§ What you have to do
From the records below, pull each line that has "British".

···

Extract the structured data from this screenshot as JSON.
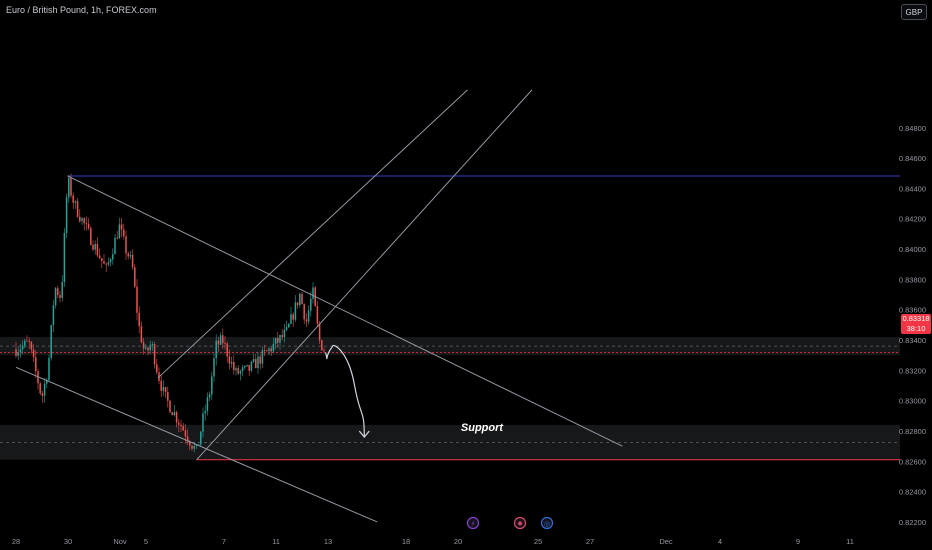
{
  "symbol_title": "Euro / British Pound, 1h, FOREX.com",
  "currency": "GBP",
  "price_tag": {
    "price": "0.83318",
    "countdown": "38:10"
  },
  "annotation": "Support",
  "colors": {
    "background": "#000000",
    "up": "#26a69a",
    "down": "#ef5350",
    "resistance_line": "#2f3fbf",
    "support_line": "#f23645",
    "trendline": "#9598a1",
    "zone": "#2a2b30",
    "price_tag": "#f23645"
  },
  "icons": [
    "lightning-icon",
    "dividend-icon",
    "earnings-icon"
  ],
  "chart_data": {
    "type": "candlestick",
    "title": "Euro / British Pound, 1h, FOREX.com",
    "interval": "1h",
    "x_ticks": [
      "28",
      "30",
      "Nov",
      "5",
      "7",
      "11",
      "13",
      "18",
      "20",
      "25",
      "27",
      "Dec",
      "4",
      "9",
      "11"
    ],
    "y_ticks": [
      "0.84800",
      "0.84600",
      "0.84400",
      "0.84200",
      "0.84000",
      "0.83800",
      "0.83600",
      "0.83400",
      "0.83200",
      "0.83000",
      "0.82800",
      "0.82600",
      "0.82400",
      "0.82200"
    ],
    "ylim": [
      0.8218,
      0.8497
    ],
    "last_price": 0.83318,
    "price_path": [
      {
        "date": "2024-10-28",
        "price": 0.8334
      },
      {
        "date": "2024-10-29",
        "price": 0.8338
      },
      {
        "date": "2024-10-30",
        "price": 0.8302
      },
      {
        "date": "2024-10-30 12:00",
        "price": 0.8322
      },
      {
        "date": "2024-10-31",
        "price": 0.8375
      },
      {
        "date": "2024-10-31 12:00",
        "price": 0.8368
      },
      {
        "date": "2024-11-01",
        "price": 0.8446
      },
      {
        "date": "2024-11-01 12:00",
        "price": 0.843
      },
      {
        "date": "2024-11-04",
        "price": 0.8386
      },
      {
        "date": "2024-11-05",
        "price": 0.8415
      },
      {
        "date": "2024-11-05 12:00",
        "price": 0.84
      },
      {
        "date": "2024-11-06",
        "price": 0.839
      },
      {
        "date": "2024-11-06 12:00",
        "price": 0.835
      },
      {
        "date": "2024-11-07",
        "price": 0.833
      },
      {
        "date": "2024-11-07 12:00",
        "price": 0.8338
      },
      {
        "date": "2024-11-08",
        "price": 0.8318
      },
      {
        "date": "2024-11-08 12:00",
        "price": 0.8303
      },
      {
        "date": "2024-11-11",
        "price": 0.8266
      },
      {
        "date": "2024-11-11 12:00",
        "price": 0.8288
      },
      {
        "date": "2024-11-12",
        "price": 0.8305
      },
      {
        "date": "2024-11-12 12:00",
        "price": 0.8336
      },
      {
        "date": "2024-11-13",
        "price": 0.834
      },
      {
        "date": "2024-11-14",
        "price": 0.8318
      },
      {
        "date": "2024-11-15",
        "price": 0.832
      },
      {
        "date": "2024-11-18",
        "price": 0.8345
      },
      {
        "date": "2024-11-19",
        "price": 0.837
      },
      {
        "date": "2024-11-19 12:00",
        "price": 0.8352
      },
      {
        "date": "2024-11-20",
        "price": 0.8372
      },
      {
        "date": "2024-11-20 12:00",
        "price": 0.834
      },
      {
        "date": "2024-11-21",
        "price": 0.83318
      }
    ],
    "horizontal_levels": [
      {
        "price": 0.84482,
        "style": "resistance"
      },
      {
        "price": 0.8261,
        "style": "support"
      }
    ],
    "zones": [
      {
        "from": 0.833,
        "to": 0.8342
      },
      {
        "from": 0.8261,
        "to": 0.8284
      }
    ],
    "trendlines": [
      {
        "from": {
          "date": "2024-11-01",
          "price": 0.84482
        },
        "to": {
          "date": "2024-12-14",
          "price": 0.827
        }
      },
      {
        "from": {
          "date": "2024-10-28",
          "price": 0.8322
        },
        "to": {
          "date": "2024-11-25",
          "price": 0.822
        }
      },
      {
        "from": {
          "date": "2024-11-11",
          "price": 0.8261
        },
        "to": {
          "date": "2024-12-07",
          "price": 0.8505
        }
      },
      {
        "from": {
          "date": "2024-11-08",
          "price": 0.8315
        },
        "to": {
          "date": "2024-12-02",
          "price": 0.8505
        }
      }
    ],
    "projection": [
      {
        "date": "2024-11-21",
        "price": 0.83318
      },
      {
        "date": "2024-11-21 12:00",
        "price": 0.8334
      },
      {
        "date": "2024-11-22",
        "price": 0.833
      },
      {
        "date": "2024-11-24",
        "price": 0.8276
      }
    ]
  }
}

···

§ Final result
  "symbol_title": "Euro / British Pound, 1h, FOREX.com",
    "title": "Euro / British Pound, 1h, FOREX.com",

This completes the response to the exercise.